_DIRECTIONS_. Find the line containing "Output the underlying". Retype it and every line after it through the end of the entries, exactly as written, with nothing added.
— Start —
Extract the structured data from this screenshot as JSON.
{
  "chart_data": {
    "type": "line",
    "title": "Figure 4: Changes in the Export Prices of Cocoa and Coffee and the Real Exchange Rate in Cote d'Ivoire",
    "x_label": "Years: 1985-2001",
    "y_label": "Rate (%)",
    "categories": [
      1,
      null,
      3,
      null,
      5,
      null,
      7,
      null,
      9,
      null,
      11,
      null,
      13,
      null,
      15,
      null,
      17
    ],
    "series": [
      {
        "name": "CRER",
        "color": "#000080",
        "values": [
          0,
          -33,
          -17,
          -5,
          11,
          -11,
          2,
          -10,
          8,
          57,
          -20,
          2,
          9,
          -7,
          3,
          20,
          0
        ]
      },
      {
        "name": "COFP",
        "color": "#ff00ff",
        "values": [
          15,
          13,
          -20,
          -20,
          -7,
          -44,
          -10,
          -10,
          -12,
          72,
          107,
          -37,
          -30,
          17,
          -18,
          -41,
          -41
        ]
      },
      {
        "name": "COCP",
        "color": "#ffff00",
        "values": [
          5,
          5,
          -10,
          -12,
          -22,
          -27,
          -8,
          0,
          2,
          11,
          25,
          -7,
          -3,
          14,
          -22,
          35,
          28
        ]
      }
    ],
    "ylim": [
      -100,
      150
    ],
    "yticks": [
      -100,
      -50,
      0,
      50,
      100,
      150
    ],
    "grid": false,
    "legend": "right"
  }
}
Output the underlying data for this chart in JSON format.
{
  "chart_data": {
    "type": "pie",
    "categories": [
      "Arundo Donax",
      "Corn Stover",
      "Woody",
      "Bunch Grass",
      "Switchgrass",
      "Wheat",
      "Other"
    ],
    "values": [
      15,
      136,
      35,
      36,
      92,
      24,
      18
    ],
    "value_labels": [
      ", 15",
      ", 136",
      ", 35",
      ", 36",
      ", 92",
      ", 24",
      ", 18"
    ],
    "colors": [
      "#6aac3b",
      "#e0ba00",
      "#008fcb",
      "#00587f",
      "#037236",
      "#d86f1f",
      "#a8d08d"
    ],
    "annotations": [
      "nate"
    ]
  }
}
— End —
_TASK RESULT_.
Output the underlying data for this chart in JSON format.
{
  "chart_data": {
    "type": "pie",
    "categories": [
      "Arundo Donax",
      "Corn Stover",
      "Woody",
      "Bunch Grass",
      "Switchgrass",
      "Wheat",
      "Other"
    ],
    "values": [
      15,
      136,
      35,
      36,
      92,
      24,
      18
    ],
    "value_labels": [
      ", 15",
      ", 136",
      ", 35",
      ", 36",
      ", 92",
      ", 24",
      ", 18"
    ],
    "colors": [
      "#6aac3b",
      "#e0ba00",
      "#008fcb",
      "#00587f",
      "#037236",
      "#d86f1f",
      "#a8d08d"
    ],
    "annotations": [
      "nate"
    ]
  }
}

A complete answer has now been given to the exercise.